- EXERCISE PROMPT: Would you quote the material below in full and unchanged?

- Stored records:
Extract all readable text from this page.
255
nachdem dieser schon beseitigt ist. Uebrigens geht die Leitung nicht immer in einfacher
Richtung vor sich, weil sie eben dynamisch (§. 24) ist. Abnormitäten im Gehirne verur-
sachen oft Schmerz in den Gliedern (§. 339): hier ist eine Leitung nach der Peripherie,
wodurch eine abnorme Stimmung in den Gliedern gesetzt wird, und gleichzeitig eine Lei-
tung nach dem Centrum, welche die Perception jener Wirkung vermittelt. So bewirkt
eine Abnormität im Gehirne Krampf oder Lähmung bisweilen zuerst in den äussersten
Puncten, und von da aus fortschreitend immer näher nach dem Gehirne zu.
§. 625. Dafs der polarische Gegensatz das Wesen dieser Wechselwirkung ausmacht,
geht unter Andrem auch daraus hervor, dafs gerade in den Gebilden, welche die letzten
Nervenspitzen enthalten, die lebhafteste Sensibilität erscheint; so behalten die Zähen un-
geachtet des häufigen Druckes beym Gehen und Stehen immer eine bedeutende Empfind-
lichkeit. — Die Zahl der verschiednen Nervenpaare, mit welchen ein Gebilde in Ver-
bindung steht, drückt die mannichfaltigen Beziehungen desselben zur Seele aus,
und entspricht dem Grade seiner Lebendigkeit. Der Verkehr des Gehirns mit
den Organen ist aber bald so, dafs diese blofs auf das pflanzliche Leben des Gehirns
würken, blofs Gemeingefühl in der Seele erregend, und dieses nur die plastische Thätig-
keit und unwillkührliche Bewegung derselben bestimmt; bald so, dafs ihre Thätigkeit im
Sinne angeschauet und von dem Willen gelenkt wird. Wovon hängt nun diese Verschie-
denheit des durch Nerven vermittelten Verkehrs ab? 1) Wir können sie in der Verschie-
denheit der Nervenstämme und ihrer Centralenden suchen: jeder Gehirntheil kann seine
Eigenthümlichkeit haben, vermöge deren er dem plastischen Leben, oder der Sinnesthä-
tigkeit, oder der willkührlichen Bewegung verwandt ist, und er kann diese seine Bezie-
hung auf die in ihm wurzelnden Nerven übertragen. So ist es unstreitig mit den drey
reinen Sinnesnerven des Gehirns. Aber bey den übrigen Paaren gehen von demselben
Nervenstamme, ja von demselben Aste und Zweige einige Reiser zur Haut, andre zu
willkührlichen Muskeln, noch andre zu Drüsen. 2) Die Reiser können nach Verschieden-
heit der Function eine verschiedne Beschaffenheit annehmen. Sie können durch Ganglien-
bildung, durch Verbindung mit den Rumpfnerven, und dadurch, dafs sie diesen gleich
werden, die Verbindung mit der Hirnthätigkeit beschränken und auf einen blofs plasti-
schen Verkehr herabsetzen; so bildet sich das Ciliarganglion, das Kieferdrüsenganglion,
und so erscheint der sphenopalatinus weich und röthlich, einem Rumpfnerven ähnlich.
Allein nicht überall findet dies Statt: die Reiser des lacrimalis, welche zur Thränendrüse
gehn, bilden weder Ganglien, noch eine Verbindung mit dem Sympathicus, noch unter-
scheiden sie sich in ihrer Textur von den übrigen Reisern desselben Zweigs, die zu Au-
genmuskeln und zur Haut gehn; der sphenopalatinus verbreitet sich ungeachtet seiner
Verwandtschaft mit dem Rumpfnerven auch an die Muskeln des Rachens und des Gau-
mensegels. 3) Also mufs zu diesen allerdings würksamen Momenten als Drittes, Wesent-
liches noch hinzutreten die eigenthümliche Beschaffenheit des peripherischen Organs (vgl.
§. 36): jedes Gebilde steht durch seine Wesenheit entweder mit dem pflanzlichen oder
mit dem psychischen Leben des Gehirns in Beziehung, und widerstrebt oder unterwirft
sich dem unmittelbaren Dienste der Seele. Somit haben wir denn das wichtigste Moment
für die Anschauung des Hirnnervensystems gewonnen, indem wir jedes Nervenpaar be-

- FULL RESPONSE:
Extract all readable text from this page.
255
nachdem dieser schon beseitigt ist. Uebrigens geht die Leitung nicht immer in einfacher
Richtung vor sich, weil sie eben dynamisch (§. 24) ist. Abnormitäten im Gehirne verur-
sachen oft Schmerz in den Gliedern (§. 339): hier ist eine Leitung nach der Peripherie,
wodurch eine abnorme Stimmung in den Gliedern gesetzt wird, und gleichzeitig eine Lei-
tung nach dem Centrum, welche die Perception jener Wirkung vermittelt. So bewirkt
eine Abnormität im Gehirne Krampf oder Lähmung bisweilen zuerst in den äussersten
Puncten, und von da aus fortschreitend immer näher nach dem Gehirne zu.
§. 625. Dafs der polarische Gegensatz das Wesen dieser Wechselwirkung ausmacht,
geht unter Andrem auch daraus hervor, dafs gerade in den Gebilden, welche die letzten
Nervenspitzen enthalten, die lebhafteste Sensibilität erscheint; so behalten die Zähen un-
geachtet des häufigen Druckes beym Gehen und Stehen immer eine bedeutende Empfind-
lichkeit. — Die Zahl der verschiednen Nervenpaare, mit welchen ein Gebilde in Ver-
bindung steht, drückt die mannichfaltigen Beziehungen desselben zur Seele aus,
und entspricht dem Grade seiner Lebendigkeit. Der Verkehr des Gehirns mit
den Organen ist aber bald so, dafs diese blofs auf das pflanzliche Leben des Gehirns
würken, blofs Gemeingefühl in der Seele erregend, und dieses nur die plastische Thätig-
keit und unwillkührliche Bewegung derselben bestimmt; bald so, dafs ihre Thätigkeit im
Sinne angeschauet und von dem Willen gelenkt wird. Wovon hängt nun diese Verschie-
denheit des durch Nerven vermittelten Verkehrs ab? 1) Wir können sie in der Verschie-
denheit der Nervenstämme und ihrer Centralenden suchen: jeder Gehirntheil kann seine
Eigenthümlichkeit haben, vermöge deren er dem plastischen Leben, oder der Sinnesthä-
tigkeit, oder der willkührlichen Bewegung verwandt ist, und er kann diese seine Bezie-
hung auf die in ihm wurzelnden Nerven übertragen. So ist es unstreitig mit den drey
reinen Sinnesnerven des Gehirns. Aber bey den übrigen Paaren gehen von demselben
Nervenstamme, ja von demselben Aste und Zweige einige Reiser zur Haut, andre zu
willkührlichen Muskeln, noch andre zu Drüsen. 2) Die Reiser können nach Verschieden-
heit der Function eine verschiedne Beschaffenheit annehmen. Sie können durch Ganglien-
bildung, durch Verbindung mit den Rumpfnerven, und dadurch, dafs sie diesen gleich
werden, die Verbindung mit der Hirnthätigkeit beschränken und auf einen blofs plasti-
schen Verkehr herabsetzen; so bildet sich das Ciliarganglion, das Kieferdrüsenganglion,
und so erscheint der sphenopalatinus weich und röthlich, einem Rumpfnerven ähnlich.
Allein nicht überall findet dies Statt: die Reiser des lacrimalis, welche zur Thränendrüse
gehn, bilden weder Ganglien, noch eine Verbindung mit dem Sympathicus, noch unter-
scheiden sie sich in ihrer Textur von den übrigen Reisern desselben Zweigs, die zu Au-
genmuskeln und zur Haut gehn; der sphenopalatinus verbreitet sich ungeachtet seiner
Verwandtschaft mit dem Rumpfnerven auch an die Muskeln des Rachens und des Gau-
mensegels. 3) Also mufs zu diesen allerdings würksamen Momenten als Drittes, Wesent-
liches noch hinzutreten die eigenthümliche Beschaffenheit des peripherischen Organs (vgl.
§. 36): jedes Gebilde steht durch seine Wesenheit entweder mit dem pflanzlichen oder
mit dem psychischen Leben des Gehirns in Beziehung, und widerstrebt oder unterwirft
sich dem unmittelbaren Dienste der Seele. Somit haben wir denn das wichtigste Moment
für die Anschauung des Hirnnervensystems gewonnen, indem wir jedes Nervenpaar be-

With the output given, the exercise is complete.